— Start STORED RECORDS —
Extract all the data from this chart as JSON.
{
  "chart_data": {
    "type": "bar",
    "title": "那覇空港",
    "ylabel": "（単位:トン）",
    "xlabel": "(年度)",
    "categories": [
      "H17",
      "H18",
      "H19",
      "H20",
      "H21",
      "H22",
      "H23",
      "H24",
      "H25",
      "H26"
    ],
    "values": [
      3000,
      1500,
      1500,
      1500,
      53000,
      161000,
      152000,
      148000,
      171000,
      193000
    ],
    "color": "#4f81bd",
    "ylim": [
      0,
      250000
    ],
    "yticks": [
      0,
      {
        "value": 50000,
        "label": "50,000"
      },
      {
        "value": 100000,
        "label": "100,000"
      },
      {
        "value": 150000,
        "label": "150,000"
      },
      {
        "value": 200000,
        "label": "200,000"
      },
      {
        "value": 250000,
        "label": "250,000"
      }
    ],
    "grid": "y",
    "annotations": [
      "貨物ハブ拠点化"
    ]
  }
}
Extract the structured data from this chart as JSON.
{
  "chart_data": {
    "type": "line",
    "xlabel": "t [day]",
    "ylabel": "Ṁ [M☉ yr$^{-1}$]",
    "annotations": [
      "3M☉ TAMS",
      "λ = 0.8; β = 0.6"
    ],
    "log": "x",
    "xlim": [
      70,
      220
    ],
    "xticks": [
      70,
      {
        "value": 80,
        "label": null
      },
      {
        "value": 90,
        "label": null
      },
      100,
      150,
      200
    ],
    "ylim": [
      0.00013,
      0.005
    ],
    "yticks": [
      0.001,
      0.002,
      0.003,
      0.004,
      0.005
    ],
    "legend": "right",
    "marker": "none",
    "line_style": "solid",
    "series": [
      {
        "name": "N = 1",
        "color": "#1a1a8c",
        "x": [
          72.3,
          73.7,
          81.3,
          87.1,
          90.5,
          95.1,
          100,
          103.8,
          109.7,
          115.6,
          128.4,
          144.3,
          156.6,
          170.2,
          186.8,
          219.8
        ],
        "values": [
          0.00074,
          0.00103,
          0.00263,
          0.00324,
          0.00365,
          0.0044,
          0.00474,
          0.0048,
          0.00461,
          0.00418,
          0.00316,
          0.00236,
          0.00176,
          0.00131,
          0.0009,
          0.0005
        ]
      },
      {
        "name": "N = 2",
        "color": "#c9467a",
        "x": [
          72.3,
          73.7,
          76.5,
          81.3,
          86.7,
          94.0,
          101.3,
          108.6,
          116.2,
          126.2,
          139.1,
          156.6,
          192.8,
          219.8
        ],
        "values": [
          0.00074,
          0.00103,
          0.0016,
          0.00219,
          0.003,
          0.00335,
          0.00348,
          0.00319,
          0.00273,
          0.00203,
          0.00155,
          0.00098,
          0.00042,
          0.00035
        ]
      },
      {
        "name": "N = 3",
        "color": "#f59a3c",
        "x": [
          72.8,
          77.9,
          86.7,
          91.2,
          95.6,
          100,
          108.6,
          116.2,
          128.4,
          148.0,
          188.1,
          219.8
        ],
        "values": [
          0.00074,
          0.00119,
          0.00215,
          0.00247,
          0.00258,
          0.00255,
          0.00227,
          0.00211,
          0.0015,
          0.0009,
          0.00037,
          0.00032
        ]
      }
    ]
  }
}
— End STORED RECORDS —
> [GIVEN PROBLEM]:
Write each line above out exactly.

> [FINAL RESULT]:
Extract all the data from this chart as JSON.
{
  "chart_data": {
    "type": "bar",
    "title": "那覇空港",
    "ylabel": "（単位:トン）",
    "xlabel": "(年度)",
    "categories": [
      "H17",
      "H18",
      "H19",
      "H20",
      "H21",
      "H22",
      "H23",
      "H24",
      "H25",
      "H26"
    ],
    "values": [
      3000,
      1500,
      1500,
      1500,
      53000,
      161000,
      152000,
      148000,
      171000,
      193000
    ],
    "color": "#4f81bd",
    "ylim": [
      0,
      250000
    ],
    "yticks": [
      0,
      {
        "value": 50000,
        "label": "50,000"
      },
      {
        "value": 100000,
        "label": "100,000"
      },
      {
        "value": 150000,
        "label": "150,000"
      },
      {
        "value": 200000,
        "label": "200,000"
      },
      {
        "value": 250000,
        "label": "250,000"
      }
    ],
    "grid": "y",
    "annotations": [
      "貨物ハブ拠点化"
    ]
  }
}
Extract the structured data from this chart as JSON.
{
  "chart_data": {
    "type": "line",
    "xlabel": "t [day]",
    "ylabel": "Ṁ [M☉ yr$^{-1}$]",
    "annotations": [
      "3M☉ TAMS",
      "λ = 0.8; β = 0.6"
    ],
    "log": "x",
    "xlim": [
      70,
      220
    ],
    "xticks": [
      70,
      {
        "value": 80,
        "label": null
      },
      {
        "value": 90,
        "label": null
      },
      100,
      150,
      200
    ],
    "ylim": [
      0.00013,
      0.005
    ],
    "yticks": [
      0.001,
      0.002,
      0.003,
      0.004,
      0.005
    ],
    "legend": "right",
    "marker": "none",
    "line_style": "solid",
    "series": [
      {
        "name": "N = 1",
        "color": "#1a1a8c",
        "x": [
          72.3,
          73.7,
          81.3,
          87.1,
          90.5,
          95.1,
          100,
          103.8,
          109.7,
          115.6,
          128.4,
          144.3,
          156.6,
          170.2,
          186.8,
          219.8
        ],
        "values": [
          0.00074,
          0.00103,
          0.00263,
          0.00324,
          0.00365,
          0.0044,
          0.00474,
          0.0048,
          0.00461,
          0.00418,
          0.00316,
          0.00236,
          0.00176,
          0.00131,
          0.0009,
          0.0005
        ]
      },
      {
        "name": "N = 2",
        "color": "#c9467a",
        "x": [
          72.3,
          73.7,
          76.5,
          81.3,
          86.7,
          94.0,
          101.3,
          108.6,
          116.2,
          126.2,
          139.1,
          156.6,
          192.8,
          219.8
        ],
        "values": [
          0.00074,
          0.00103,
          0.0016,
          0.00219,
          0.003,
          0.00335,
          0.00348,
          0.00319,
          0.00273,
          0.00203,
          0.00155,
          0.00098,
          0.00042,
          0.00035
        ]
      },
      {
        "name": "N = 3",
        "color": "#f59a3c",
        "x": [
          72.8,
          77.9,
          86.7,
          91.2,
          95.6,
          100,
          108.6,
          116.2,
          128.4,
          148.0,
          188.1,
          219.8
        ],
        "values": [
          0.00074,
          0.00119,
          0.00215,
          0.00247,
          0.00258,
          0.00255,
          0.00227,
          0.00211,
          0.0015,
          0.0009,
          0.00037,
          0.00032
        ]
      }
    ]
  }
}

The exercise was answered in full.